#### The request
Filter this material down to the lines that hold "text", copying each one.

_ _ _

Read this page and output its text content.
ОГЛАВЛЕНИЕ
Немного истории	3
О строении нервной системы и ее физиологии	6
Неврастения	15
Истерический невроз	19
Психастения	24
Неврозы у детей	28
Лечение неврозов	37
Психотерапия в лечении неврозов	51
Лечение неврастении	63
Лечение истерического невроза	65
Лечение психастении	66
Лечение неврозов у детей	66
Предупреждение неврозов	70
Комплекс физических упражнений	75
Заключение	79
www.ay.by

_ _ _

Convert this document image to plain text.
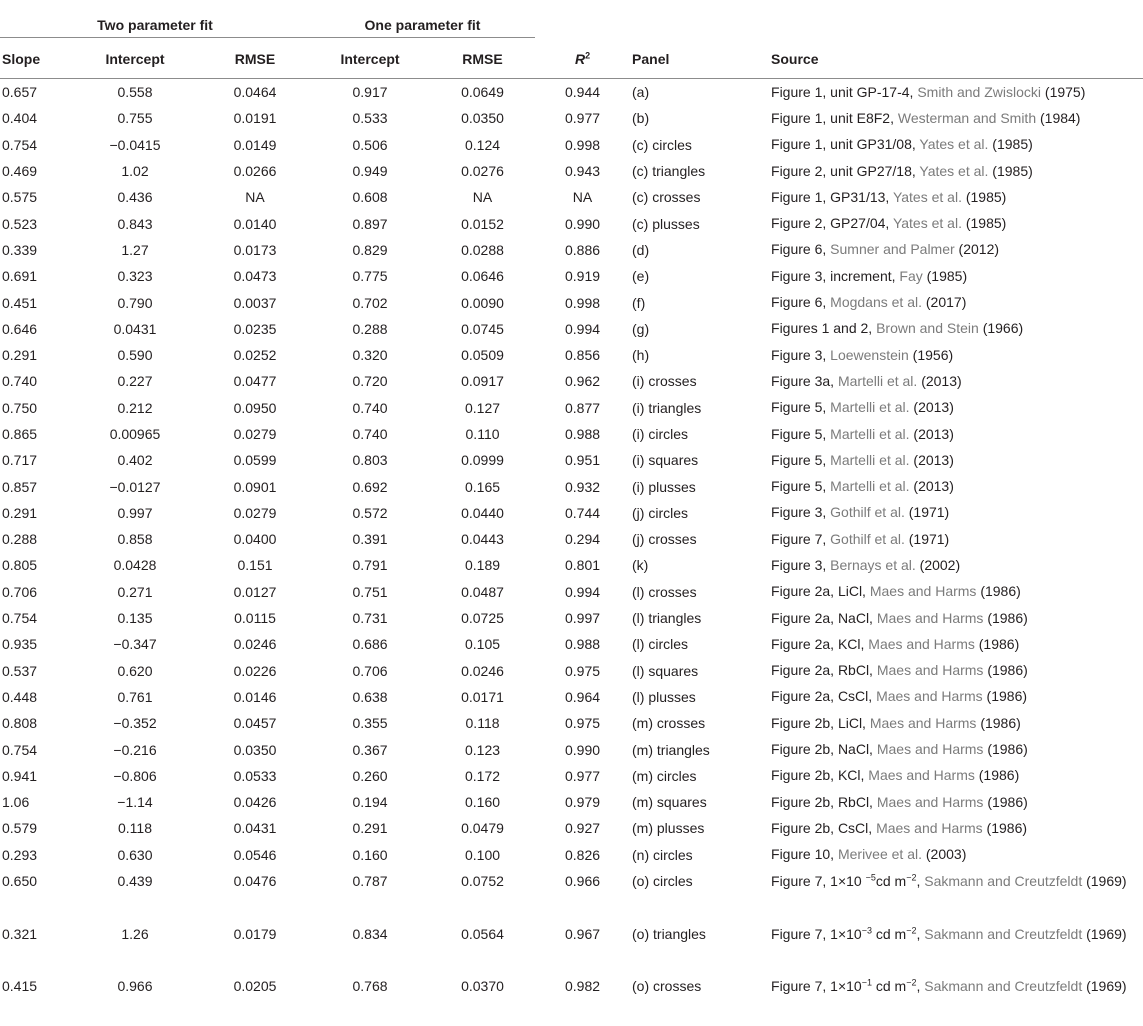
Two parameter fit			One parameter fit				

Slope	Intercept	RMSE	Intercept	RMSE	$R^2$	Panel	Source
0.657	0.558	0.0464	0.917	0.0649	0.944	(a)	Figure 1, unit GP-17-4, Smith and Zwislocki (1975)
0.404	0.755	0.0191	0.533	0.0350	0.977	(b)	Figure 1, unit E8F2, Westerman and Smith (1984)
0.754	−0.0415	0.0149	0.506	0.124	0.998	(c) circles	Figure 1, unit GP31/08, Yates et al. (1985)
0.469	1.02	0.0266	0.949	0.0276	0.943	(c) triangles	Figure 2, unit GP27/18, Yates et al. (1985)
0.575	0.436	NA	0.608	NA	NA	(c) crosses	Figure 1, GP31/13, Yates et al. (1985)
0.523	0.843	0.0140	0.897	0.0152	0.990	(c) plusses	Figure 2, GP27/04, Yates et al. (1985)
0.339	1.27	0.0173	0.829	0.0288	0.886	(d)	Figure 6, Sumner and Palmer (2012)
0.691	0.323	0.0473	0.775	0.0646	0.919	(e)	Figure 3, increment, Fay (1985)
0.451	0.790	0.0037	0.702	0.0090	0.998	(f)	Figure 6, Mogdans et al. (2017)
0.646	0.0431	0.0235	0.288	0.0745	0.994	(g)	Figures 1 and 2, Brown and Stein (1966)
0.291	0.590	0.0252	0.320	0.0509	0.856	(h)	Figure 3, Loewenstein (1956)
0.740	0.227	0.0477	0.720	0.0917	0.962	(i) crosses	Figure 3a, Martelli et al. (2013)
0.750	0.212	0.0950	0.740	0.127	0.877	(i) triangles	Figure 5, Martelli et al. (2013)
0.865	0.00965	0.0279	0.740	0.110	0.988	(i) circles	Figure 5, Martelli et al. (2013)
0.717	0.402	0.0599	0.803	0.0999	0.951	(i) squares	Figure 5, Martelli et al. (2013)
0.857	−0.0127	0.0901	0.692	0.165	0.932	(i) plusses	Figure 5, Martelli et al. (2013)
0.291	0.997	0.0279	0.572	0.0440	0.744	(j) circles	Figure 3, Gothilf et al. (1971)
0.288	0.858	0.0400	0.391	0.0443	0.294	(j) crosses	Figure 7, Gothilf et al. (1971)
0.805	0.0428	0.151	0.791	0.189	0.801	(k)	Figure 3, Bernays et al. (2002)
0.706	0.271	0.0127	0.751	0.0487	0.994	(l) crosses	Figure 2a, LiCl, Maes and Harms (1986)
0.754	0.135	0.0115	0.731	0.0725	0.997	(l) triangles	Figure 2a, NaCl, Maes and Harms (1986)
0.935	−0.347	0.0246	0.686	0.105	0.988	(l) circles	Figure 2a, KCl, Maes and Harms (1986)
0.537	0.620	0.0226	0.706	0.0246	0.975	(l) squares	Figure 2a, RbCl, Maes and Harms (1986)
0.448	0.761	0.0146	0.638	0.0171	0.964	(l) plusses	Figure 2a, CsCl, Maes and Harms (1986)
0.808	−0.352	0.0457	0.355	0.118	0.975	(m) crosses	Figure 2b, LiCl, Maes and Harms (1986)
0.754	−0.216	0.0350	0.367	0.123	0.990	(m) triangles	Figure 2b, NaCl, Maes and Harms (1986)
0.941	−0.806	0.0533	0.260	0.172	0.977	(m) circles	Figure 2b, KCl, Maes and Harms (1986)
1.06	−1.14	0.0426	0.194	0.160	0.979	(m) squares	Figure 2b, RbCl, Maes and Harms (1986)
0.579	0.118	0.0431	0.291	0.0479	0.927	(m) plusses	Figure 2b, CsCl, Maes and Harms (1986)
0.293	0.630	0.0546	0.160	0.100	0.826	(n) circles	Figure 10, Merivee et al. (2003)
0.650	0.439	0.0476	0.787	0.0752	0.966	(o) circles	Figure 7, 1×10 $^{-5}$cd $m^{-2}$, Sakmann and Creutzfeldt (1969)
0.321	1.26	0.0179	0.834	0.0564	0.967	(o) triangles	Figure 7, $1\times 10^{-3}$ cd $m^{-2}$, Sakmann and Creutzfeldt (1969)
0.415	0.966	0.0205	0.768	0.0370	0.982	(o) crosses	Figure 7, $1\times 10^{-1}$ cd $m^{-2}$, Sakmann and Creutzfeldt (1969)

_ _ _

#### Result of this task
Read this page and output its text content.
Convert this document image to plain text.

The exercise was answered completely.